Collection entries:
# # # # #

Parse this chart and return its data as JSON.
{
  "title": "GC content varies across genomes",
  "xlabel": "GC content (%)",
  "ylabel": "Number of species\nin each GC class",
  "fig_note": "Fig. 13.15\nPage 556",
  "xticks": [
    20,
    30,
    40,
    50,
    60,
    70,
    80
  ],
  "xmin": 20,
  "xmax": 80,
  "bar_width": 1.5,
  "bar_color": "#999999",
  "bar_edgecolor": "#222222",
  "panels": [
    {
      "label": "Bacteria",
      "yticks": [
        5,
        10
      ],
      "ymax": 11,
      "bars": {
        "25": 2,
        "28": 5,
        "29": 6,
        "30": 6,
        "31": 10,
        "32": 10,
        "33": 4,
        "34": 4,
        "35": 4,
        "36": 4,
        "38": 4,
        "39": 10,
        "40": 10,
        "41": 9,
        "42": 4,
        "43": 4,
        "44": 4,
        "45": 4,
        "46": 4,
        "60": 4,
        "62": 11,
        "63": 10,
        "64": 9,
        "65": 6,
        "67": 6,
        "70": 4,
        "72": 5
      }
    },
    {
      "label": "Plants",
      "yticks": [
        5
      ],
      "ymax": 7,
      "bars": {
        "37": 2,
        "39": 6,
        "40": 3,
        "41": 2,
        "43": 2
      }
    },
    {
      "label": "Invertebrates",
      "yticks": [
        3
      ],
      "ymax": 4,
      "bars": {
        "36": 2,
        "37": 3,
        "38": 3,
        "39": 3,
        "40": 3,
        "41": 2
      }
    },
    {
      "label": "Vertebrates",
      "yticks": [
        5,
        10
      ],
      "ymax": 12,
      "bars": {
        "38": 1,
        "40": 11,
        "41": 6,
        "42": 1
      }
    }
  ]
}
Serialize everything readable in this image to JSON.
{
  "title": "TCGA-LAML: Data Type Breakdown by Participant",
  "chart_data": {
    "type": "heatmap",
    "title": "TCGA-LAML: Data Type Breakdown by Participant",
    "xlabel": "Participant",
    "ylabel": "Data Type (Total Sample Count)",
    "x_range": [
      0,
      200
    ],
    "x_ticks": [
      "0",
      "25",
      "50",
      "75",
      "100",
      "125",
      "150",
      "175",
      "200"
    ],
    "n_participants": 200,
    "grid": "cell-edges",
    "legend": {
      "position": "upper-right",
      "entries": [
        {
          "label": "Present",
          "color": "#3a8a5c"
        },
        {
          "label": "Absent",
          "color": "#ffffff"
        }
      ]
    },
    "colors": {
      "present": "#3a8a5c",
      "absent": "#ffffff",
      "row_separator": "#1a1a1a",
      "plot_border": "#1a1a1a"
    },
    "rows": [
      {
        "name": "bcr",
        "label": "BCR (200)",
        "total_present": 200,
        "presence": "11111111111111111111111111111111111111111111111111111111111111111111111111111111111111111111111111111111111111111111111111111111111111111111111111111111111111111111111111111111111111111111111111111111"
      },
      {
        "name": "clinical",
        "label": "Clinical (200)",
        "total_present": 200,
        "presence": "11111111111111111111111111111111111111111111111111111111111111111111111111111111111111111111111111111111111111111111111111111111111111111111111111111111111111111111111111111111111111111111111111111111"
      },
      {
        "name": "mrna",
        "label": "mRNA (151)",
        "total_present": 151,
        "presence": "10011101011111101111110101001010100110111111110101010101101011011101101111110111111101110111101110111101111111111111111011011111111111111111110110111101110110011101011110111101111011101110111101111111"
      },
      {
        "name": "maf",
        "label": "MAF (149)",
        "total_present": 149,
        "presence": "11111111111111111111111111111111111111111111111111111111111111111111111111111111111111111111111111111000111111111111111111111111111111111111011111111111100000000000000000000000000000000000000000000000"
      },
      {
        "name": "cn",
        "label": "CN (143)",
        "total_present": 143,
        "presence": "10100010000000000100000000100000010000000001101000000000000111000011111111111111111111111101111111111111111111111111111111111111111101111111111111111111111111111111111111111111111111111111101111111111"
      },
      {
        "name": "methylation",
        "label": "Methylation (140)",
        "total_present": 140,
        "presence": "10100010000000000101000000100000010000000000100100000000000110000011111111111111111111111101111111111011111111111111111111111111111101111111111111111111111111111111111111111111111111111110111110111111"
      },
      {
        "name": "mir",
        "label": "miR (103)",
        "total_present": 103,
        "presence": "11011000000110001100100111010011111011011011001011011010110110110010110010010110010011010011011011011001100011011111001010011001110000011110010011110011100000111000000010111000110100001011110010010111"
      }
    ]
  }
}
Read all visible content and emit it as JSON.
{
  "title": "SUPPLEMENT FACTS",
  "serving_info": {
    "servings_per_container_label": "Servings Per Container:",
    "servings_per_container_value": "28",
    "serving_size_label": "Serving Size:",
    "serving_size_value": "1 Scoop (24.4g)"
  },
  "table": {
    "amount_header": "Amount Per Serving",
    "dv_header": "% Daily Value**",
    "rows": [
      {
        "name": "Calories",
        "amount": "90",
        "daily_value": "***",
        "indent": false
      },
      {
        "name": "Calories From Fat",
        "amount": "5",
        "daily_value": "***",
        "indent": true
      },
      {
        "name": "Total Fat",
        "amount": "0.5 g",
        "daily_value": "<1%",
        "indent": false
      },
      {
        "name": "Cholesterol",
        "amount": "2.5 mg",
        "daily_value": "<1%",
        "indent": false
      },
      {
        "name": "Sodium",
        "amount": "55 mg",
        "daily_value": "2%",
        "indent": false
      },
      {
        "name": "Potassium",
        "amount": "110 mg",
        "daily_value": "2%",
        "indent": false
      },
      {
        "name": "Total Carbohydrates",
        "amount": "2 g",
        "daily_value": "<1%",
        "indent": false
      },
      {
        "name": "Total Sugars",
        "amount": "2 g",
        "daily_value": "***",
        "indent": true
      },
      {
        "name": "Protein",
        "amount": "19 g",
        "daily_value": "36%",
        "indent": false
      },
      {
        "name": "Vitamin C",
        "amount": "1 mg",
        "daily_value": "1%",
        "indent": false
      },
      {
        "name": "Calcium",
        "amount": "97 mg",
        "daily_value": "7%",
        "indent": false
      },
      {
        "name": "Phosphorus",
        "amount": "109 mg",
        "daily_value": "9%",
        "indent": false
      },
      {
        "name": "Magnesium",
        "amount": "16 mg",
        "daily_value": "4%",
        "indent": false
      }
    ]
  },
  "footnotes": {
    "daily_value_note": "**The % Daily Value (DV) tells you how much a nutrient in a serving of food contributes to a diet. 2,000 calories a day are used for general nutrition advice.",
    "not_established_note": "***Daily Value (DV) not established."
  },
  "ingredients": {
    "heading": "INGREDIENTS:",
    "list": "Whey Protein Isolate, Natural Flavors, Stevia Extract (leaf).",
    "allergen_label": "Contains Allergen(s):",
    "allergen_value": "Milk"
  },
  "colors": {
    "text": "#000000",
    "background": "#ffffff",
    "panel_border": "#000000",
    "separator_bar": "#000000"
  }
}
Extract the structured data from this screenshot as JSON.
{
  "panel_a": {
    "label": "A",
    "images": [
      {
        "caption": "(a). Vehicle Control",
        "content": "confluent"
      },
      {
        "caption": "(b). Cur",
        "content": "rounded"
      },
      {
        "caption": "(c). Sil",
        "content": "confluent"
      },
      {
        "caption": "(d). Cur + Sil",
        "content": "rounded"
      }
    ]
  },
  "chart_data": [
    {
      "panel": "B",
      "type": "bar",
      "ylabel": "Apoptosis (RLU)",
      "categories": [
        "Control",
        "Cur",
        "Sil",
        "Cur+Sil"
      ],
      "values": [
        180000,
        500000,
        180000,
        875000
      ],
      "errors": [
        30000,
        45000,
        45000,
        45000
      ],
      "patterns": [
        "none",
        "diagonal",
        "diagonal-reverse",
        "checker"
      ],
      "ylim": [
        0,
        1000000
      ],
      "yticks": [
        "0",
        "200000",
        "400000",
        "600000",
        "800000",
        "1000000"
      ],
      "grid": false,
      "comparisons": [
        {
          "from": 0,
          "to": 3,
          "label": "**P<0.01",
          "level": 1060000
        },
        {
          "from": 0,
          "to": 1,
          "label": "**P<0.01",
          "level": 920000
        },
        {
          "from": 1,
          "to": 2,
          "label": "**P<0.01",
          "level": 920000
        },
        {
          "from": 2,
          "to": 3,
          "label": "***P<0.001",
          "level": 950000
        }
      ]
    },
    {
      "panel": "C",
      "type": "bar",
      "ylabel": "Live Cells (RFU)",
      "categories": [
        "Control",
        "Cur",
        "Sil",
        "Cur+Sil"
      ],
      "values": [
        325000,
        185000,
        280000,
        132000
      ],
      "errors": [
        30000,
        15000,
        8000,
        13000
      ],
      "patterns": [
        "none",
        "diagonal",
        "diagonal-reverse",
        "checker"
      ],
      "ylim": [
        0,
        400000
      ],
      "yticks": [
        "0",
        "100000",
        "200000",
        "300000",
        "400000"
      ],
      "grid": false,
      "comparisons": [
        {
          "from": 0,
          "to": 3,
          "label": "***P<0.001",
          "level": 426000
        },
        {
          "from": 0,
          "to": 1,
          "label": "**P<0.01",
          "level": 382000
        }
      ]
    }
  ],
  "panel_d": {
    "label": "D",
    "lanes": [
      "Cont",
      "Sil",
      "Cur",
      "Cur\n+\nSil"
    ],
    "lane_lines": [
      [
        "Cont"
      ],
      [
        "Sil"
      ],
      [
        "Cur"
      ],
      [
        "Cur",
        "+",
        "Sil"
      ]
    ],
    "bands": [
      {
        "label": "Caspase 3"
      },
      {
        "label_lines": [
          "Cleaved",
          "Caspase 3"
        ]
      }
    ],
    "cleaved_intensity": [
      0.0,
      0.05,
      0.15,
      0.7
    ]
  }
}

# # # # #

→ WORK TO BE COMPLETED
What is the number of lines in the entries that include the string "LAML"? Reply with that number alone.

→ RESULT OF THE TASK
2